Dataset items
-------

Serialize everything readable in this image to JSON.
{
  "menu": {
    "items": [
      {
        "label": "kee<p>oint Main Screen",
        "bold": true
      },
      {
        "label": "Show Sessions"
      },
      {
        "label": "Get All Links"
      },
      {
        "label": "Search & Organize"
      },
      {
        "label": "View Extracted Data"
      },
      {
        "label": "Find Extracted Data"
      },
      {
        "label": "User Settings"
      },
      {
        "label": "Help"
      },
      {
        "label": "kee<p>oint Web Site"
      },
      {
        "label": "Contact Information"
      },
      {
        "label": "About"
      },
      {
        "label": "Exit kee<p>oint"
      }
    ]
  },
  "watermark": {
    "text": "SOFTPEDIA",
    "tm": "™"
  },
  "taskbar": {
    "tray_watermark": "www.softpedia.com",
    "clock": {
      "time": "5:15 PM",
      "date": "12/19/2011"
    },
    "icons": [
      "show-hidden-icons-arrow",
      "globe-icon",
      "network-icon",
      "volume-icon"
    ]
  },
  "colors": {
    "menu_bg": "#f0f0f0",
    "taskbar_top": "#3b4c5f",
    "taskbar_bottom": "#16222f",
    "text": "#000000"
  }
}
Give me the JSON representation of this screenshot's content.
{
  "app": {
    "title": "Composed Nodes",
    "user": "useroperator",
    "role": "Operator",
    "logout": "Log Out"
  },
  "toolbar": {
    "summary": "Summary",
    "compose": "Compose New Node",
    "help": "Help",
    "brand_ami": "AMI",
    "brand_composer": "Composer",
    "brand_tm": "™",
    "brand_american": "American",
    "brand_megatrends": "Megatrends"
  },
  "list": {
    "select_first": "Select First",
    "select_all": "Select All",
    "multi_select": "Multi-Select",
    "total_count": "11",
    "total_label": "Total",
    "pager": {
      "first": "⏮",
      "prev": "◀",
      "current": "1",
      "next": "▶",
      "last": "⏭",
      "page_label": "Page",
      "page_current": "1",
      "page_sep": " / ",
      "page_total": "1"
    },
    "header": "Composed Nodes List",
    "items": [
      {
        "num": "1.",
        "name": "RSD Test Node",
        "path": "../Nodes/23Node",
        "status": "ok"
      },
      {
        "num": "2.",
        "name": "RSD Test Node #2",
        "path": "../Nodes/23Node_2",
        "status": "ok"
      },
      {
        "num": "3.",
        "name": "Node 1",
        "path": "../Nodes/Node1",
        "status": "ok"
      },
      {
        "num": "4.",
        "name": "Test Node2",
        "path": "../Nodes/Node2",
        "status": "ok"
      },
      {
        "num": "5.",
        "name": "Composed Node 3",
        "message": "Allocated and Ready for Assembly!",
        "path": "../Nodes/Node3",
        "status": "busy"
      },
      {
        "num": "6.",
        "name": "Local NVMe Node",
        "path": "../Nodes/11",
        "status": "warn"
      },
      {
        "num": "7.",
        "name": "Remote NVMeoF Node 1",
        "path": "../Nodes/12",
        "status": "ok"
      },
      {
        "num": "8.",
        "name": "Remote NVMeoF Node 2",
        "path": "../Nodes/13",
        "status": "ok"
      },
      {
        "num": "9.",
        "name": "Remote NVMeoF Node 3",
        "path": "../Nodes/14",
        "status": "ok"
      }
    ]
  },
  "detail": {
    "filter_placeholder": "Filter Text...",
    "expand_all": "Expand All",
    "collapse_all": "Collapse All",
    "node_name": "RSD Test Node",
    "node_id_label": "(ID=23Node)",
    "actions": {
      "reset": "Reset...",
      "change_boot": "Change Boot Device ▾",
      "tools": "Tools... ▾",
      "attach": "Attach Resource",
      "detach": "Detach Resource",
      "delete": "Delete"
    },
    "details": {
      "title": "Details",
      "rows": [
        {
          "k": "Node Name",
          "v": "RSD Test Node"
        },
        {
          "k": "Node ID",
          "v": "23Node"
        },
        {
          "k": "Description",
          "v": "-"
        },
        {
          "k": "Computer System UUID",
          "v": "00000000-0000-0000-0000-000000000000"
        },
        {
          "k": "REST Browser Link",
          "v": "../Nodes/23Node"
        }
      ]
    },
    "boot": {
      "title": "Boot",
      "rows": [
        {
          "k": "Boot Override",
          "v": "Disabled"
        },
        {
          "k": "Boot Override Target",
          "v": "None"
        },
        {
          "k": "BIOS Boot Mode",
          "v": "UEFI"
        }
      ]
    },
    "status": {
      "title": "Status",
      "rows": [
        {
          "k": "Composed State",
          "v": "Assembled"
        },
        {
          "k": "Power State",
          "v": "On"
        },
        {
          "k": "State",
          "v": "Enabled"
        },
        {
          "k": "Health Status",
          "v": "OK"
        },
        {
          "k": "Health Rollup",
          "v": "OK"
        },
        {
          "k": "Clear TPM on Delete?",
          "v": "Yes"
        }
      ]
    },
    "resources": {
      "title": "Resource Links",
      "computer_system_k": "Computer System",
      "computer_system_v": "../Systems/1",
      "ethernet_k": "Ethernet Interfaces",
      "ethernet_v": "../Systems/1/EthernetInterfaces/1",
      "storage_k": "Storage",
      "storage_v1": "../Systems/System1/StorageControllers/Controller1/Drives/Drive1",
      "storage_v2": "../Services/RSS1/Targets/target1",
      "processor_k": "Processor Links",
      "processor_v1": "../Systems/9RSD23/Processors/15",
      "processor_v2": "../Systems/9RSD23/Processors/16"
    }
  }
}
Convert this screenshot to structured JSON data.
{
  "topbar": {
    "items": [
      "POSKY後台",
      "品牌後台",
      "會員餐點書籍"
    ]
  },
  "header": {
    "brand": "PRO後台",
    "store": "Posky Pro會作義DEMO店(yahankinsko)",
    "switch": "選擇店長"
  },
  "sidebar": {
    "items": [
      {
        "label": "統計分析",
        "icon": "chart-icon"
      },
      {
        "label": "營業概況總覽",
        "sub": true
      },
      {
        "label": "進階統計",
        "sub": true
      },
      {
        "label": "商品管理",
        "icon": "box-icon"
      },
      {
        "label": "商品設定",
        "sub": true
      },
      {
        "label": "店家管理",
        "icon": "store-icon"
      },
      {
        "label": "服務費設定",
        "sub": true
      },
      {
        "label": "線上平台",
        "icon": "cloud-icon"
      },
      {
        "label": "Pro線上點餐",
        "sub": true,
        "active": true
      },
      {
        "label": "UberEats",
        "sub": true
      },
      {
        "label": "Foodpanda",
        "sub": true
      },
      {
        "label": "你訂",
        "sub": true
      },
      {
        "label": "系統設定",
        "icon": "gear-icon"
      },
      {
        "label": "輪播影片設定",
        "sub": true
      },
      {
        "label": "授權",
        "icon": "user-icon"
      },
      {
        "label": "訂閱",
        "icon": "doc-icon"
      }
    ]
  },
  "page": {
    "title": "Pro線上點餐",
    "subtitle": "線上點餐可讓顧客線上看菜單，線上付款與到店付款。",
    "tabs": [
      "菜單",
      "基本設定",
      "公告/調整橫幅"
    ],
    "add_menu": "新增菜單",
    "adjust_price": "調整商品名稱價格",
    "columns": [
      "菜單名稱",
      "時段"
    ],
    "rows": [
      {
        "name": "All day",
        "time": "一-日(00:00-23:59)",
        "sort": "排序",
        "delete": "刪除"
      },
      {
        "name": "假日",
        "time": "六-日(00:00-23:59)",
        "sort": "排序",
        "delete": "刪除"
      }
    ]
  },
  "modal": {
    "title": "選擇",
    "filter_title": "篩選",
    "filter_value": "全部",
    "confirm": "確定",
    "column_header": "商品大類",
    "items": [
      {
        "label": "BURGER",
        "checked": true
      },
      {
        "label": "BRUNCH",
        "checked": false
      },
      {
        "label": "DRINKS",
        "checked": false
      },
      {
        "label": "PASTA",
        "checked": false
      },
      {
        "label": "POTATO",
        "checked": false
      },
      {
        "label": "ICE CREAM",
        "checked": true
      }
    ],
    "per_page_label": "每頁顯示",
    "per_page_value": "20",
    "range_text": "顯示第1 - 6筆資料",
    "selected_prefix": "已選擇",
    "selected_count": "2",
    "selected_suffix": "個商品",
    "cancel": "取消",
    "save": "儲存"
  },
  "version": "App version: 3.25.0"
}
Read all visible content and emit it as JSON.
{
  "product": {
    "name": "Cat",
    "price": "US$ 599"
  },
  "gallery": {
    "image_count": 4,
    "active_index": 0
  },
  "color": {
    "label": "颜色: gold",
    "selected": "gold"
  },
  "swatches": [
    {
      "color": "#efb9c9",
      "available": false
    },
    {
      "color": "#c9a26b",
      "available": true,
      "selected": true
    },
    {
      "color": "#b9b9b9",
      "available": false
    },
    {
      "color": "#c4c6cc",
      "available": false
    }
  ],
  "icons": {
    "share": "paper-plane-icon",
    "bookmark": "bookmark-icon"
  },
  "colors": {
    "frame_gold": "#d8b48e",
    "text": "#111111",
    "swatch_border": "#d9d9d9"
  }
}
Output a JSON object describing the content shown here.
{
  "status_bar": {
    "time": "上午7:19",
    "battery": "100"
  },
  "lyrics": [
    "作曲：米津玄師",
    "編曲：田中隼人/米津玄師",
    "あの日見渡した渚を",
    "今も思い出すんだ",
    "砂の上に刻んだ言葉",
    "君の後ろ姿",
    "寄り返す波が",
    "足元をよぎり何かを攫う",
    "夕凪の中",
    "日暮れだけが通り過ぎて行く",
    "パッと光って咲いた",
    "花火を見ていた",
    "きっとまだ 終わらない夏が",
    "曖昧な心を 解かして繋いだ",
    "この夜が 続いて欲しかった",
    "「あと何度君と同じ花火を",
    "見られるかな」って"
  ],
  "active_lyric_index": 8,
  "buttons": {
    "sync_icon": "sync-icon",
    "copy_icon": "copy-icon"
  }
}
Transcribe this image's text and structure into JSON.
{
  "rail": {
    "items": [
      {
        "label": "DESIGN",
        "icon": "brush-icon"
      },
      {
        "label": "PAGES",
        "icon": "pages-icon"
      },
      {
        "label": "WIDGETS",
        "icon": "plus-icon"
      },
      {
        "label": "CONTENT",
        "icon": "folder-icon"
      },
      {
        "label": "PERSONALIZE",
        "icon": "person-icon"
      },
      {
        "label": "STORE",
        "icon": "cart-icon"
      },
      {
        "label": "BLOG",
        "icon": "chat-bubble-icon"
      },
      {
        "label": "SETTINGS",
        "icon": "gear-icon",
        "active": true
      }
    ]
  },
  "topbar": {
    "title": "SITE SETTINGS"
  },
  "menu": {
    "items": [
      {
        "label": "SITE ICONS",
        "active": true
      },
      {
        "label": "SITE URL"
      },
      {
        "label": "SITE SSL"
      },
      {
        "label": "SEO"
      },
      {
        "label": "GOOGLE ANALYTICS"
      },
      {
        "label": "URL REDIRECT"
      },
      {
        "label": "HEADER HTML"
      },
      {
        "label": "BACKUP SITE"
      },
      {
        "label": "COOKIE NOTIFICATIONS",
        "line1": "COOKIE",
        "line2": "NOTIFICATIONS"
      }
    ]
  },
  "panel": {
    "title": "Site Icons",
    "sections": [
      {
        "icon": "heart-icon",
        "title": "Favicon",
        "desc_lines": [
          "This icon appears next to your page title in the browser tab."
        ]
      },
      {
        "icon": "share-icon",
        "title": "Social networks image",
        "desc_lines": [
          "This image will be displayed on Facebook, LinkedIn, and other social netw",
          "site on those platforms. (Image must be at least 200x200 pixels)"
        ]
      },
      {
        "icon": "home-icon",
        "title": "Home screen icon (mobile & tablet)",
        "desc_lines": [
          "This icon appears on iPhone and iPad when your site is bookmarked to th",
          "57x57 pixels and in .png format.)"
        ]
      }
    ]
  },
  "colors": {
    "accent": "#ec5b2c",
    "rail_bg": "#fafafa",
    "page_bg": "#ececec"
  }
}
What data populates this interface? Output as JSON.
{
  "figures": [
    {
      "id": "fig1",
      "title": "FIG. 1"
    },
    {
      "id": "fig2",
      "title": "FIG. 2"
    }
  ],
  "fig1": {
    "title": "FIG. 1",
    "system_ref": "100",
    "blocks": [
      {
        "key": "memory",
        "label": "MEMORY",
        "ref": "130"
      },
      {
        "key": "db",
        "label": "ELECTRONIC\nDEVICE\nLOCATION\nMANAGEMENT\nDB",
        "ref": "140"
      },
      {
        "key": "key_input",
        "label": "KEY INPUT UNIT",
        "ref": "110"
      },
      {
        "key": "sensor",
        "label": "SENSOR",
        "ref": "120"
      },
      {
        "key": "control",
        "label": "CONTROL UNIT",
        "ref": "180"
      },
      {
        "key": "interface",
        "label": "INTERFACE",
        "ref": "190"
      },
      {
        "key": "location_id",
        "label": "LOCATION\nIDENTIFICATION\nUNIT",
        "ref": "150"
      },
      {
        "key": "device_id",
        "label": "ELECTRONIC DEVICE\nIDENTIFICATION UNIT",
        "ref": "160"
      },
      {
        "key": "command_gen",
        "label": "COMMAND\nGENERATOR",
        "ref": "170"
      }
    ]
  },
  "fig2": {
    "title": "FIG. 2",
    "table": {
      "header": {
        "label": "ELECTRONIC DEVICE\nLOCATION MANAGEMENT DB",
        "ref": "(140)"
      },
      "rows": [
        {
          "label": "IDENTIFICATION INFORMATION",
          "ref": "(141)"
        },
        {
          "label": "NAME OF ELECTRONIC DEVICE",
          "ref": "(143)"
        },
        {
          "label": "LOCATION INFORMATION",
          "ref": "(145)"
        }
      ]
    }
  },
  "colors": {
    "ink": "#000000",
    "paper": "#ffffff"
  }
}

-------

■ **WORK INSTRUCTIONS**
Scan the data above and copy every line with "Systems" in it.

■ **WORKED SOLUTION**
      "computer_system_v": "../Systems/1",
      "ethernet_v": "../Systems/1/EthernetInterfaces/1",
      "storage_v1": "../Systems/System1/StorageControllers/Controller1/Drives/Drive1",
      "processor_v1": "../Systems/9RSD23/Processors/15",
      "processor_v2": "../Systems/9RSD23/Processors/16"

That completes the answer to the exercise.